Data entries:
====
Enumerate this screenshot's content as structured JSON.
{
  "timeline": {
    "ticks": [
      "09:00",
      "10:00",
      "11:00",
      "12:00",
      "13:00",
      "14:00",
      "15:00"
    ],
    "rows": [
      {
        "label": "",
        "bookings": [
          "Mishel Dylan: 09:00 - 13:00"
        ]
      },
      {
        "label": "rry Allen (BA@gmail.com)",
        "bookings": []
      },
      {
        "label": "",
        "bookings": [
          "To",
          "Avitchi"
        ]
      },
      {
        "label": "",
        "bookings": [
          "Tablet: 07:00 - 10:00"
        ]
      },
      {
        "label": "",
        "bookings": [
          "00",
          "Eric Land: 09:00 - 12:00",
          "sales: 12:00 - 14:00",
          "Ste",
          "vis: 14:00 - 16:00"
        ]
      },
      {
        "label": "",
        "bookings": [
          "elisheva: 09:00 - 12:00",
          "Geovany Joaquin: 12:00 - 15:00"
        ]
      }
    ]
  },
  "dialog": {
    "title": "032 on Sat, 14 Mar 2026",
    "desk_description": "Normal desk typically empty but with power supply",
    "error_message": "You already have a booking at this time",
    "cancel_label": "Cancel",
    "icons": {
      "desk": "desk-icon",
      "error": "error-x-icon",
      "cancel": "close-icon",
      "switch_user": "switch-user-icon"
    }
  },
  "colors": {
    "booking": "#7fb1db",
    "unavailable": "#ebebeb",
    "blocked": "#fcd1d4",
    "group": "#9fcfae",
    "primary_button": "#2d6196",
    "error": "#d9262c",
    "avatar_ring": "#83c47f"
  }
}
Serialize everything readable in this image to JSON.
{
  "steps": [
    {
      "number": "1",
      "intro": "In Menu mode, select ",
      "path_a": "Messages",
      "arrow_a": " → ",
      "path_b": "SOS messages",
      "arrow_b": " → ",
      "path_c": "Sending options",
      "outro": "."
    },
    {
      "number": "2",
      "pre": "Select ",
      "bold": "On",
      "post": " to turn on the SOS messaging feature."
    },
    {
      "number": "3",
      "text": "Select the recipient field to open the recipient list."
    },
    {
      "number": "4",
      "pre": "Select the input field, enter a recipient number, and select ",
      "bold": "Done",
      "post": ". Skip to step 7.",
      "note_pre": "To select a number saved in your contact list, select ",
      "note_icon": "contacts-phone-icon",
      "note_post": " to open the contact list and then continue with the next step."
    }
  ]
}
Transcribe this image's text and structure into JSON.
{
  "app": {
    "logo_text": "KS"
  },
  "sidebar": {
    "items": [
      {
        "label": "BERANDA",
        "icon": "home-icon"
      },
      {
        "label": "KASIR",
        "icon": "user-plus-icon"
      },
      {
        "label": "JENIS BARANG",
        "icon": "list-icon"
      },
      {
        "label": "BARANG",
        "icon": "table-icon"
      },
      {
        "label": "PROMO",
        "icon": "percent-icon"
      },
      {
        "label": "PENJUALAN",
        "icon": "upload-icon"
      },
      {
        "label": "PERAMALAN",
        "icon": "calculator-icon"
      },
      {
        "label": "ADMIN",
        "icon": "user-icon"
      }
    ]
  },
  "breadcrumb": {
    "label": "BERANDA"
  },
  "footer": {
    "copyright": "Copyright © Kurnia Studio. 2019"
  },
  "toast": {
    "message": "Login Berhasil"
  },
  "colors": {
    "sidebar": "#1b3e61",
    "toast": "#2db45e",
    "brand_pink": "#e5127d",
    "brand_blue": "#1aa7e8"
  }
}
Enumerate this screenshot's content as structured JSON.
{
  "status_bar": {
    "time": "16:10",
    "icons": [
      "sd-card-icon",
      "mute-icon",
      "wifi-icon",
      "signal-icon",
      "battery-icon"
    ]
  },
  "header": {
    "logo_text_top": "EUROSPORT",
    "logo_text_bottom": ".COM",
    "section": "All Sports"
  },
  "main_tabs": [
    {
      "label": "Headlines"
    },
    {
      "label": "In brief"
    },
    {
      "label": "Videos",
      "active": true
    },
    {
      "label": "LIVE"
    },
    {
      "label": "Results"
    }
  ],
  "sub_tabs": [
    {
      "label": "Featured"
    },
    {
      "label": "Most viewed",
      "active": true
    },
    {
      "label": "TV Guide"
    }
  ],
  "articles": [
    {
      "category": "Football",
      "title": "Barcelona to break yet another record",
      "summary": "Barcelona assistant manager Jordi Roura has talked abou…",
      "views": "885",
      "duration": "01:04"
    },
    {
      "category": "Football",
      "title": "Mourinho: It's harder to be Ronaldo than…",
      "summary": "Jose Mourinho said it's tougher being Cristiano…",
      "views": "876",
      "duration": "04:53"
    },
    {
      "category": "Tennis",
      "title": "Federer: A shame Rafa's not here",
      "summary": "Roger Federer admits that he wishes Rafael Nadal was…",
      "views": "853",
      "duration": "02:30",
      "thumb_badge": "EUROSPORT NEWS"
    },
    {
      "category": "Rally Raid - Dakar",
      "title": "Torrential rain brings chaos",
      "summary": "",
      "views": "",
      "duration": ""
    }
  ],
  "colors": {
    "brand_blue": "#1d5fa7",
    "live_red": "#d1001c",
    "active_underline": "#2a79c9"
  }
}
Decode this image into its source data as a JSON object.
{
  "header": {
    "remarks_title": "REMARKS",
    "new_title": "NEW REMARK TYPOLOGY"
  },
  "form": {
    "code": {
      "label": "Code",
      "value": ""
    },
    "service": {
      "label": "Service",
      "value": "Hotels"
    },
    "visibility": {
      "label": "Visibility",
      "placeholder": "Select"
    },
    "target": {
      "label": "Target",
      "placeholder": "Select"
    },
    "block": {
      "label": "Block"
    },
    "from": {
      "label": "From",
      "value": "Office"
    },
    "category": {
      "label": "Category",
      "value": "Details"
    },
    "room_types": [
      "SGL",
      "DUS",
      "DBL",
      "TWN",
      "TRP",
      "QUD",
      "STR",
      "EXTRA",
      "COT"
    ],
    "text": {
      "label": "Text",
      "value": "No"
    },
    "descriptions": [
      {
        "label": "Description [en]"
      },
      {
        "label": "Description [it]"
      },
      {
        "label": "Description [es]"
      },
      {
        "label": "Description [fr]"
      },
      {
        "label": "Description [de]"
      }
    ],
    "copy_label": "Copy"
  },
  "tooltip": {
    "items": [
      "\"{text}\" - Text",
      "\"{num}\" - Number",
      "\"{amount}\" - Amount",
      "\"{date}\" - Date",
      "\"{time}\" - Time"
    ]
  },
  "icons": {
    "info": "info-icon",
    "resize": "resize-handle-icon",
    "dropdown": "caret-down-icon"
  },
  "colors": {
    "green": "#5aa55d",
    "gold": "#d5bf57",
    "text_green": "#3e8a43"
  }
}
====
* Exercise instructions: Only the count is wanted: report how many lines of the material above hold the word "image".

* Solution for this exercise: 3